[Rows from a figure dataset]
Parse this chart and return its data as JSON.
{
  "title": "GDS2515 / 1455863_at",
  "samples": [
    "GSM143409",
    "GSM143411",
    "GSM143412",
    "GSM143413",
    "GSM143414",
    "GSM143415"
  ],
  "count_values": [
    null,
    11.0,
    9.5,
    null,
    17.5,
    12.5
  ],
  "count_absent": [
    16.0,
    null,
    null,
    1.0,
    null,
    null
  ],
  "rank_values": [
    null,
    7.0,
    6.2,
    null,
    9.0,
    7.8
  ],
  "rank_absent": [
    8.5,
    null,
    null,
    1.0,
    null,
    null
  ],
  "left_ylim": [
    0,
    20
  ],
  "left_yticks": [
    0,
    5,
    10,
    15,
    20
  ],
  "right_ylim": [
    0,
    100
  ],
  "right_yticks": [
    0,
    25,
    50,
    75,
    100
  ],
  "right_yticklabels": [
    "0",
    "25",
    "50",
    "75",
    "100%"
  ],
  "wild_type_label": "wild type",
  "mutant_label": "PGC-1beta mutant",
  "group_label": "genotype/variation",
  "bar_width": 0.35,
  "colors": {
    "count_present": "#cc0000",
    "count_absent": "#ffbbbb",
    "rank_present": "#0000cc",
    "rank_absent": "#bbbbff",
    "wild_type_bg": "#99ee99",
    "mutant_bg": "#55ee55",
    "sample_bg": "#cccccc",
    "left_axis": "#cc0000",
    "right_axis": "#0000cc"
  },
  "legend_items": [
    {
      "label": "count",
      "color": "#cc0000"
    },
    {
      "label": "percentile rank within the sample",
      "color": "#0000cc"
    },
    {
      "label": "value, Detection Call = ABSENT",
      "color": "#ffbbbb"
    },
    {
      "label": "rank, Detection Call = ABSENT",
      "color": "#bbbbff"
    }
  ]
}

Your task:
Search the entries for "Detection" and copy out each line that has it.

Complete output:
      "label": "value, Detection Call = ABSENT",
      "label": "rank, Detection Call = ABSENT",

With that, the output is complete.